* _The task_
Print the data exactly as it is given, please.

* _Input for this task_
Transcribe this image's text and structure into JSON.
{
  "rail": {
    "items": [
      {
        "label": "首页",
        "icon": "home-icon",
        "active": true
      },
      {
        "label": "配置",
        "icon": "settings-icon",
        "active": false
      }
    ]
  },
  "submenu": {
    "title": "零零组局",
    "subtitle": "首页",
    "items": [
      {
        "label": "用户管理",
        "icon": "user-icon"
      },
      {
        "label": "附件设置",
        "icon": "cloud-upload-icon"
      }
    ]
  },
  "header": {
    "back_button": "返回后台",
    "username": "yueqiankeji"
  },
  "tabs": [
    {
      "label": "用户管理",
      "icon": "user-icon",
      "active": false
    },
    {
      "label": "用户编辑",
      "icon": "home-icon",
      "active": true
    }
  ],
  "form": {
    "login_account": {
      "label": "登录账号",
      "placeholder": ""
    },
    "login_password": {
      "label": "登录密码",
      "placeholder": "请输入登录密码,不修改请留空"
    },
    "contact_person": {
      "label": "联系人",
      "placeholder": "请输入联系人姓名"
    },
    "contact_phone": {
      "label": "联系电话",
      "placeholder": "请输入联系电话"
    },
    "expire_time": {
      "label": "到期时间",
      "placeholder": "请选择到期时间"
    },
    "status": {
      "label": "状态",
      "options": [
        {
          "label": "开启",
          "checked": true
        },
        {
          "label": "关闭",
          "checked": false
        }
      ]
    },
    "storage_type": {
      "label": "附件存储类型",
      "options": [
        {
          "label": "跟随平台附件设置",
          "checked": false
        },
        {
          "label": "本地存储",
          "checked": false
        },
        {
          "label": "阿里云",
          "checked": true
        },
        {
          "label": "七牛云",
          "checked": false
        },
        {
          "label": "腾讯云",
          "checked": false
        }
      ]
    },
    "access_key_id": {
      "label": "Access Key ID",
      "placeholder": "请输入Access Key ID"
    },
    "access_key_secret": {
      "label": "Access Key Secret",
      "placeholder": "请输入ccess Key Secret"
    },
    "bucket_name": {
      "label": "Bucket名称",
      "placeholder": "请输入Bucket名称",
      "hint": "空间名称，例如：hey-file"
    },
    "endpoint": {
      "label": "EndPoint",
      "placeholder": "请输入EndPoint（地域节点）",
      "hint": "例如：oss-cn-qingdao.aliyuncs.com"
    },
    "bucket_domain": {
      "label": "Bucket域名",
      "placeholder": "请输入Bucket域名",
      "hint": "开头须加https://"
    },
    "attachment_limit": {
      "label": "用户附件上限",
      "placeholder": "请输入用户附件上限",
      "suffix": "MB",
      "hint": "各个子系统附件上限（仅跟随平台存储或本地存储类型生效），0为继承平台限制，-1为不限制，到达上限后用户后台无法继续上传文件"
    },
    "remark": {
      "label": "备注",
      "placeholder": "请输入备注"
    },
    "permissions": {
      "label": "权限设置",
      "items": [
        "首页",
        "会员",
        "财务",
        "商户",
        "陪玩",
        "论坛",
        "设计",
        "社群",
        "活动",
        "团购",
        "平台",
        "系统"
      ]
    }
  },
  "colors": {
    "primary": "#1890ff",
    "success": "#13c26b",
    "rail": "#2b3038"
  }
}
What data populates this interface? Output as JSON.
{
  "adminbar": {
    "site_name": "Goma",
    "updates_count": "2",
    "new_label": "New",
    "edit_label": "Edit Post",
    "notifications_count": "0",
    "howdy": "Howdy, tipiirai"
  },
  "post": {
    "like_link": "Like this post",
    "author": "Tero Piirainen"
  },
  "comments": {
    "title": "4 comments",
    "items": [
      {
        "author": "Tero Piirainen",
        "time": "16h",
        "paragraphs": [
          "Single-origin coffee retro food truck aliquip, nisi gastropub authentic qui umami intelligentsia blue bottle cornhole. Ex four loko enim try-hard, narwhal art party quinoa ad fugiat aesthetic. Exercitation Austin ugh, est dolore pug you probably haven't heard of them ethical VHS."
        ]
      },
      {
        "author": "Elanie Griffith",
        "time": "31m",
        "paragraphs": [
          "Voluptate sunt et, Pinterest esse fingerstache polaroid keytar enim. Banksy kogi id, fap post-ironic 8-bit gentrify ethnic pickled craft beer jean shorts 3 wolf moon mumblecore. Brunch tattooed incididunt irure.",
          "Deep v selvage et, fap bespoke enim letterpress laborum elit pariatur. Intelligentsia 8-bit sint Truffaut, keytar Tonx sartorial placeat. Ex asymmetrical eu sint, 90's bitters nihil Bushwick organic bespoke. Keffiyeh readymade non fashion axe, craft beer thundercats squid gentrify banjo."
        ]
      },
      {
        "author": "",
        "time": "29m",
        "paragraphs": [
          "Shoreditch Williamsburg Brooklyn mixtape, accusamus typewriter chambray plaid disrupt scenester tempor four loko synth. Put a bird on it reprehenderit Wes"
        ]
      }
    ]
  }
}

* _Answer to this task_
Transcribe this image's text and structure into JSON.
{
  "rail": {
    "items": [
      {
        "label": "首页",
        "icon": "home-icon",
        "active": true
      },
      {
        "label": "配置",
        "icon": "settings-icon",
        "active": false
      }
    ]
  },
  "submenu": {
    "title": "零零组局",
    "subtitle": "首页",
    "items": [
      {
        "label": "用户管理",
        "icon": "user-icon"
      },
      {
        "label": "附件设置",
        "icon": "cloud-upload-icon"
      }
    ]
  },
  "header": {
    "back_button": "返回后台",
    "username": "yueqiankeji"
  },
  "tabs": [
    {
      "label": "用户管理",
      "icon": "user-icon",
      "active": false
    },
    {
      "label": "用户编辑",
      "icon": "home-icon",
      "active": true
    }
  ],
  "form": {
    "login_account": {
      "label": "登录账号",
      "placeholder": ""
    },
    "login_password": {
      "label": "登录密码",
      "placeholder": "请输入登录密码,不修改请留空"
    },
    "contact_person": {
      "label": "联系人",
      "placeholder": "请输入联系人姓名"
    },
    "contact_phone": {
      "label": "联系电话",
      "placeholder": "请输入联系电话"
    },
    "expire_time": {
      "label": "到期时间",
      "placeholder": "请选择到期时间"
    },
    "status": {
      "label": "状态",
      "options": [
        {
          "label": "开启",
          "checked": true
        },
        {
          "label": "关闭",
          "checked": false
        }
      ]
    },
    "storage_type": {
      "label": "附件存储类型",
      "options": [
        {
          "label": "跟随平台附件设置",
          "checked": false
        },
        {
          "label": "本地存储",
          "checked": false
        },
        {
          "label": "阿里云",
          "checked": true
        },
        {
          "label": "七牛云",
          "checked": false
        },
        {
          "label": "腾讯云",
          "checked": false
        }
      ]
    },
    "access_key_id": {
      "label": "Access Key ID",
      "placeholder": "请输入Access Key ID"
    },
    "access_key_secret": {
      "label": "Access Key Secret",
      "placeholder": "请输入ccess Key Secret"
    },
    "bucket_name": {
      "label": "Bucket名称",
      "placeholder": "请输入Bucket名称",
      "hint": "空间名称，例如：hey-file"
    },
    "endpoint": {
      "label": "EndPoint",
      "placeholder": "请输入EndPoint（地域节点）",
      "hint": "例如：oss-cn-qingdao.aliyuncs.com"
    },
    "bucket_domain": {
      "label": "Bucket域名",
      "placeholder": "请输入Bucket域名",
      "hint": "开头须加https://"
    },
    "attachment_limit": {
      "label": "用户附件上限",
      "placeholder": "请输入用户附件上限",
      "suffix": "MB",
      "hint": "各个子系统附件上限（仅跟随平台存储或本地存储类型生效），0为继承平台限制，-1为不限制，到达上限后用户后台无法继续上传文件"
    },
    "remark": {
      "label": "备注",
      "placeholder": "请输入备注"
    },
    "permissions": {
      "label": "权限设置",
      "items": [
        "首页",
        "会员",
        "财务",
        "商户",
        "陪玩",
        "论坛",
        "设计",
        "社群",
        "活动",
        "团购",
        "平台",
        "系统"
      ]
    }
  },
  "colors": {
    "primary": "#1890ff",
    "success": "#13c26b",
    "rail": "#2b3038"
  }
}
What data populates this interface? Output as JSON.
{
  "adminbar": {
    "site_name": "Goma",
    "updates_count": "2",
    "new_label": "New",
    "edit_label": "Edit Post",
    "notifications_count": "0",
    "howdy": "Howdy, tipiirai"
  },
  "post": {
    "like_link": "Like this post",
    "author": "Tero Piirainen"
  },
  "comments": {
    "title": "4 comments",
    "items": [
      {
        "author": "Tero Piirainen",
        "time": "16h",
        "paragraphs": [
          "Single-origin coffee retro food truck aliquip, nisi gastropub authentic qui umami intelligentsia blue bottle cornhole. Ex four loko enim try-hard, narwhal art party quinoa ad fugiat aesthetic. Exercitation Austin ugh, est dolore pug you probably haven't heard of them ethical VHS."
        ]
      },
      {
        "author": "Elanie Griffith",
        "time": "31m",
        "paragraphs": [
          "Voluptate sunt et, Pinterest esse fingerstache polaroid keytar enim. Banksy kogi id, fap post-ironic 8-bit gentrify ethnic pickled craft beer jean shorts 3 wolf moon mumblecore. Brunch tattooed incididunt irure.",
          "Deep v selvage et, fap bespoke enim letterpress laborum elit pariatur. Intelligentsia 8-bit sint Truffaut, keytar Tonx sartorial placeat. Ex asymmetrical eu sint, 90's bitters nihil Bushwick organic bespoke. Keffiyeh readymade non fashion axe, craft beer thundercats squid gentrify banjo."
        ]
      },
      {
        "author": "",
        "time": "29m",
        "paragraphs": [
          "Shoreditch Williamsburg Brooklyn mixtape, accusamus typewriter chambray plaid disrupt scenester tempor four loko synth. Put a bird on it reprehenderit Wes"
        ]
      }
    ]
  }
}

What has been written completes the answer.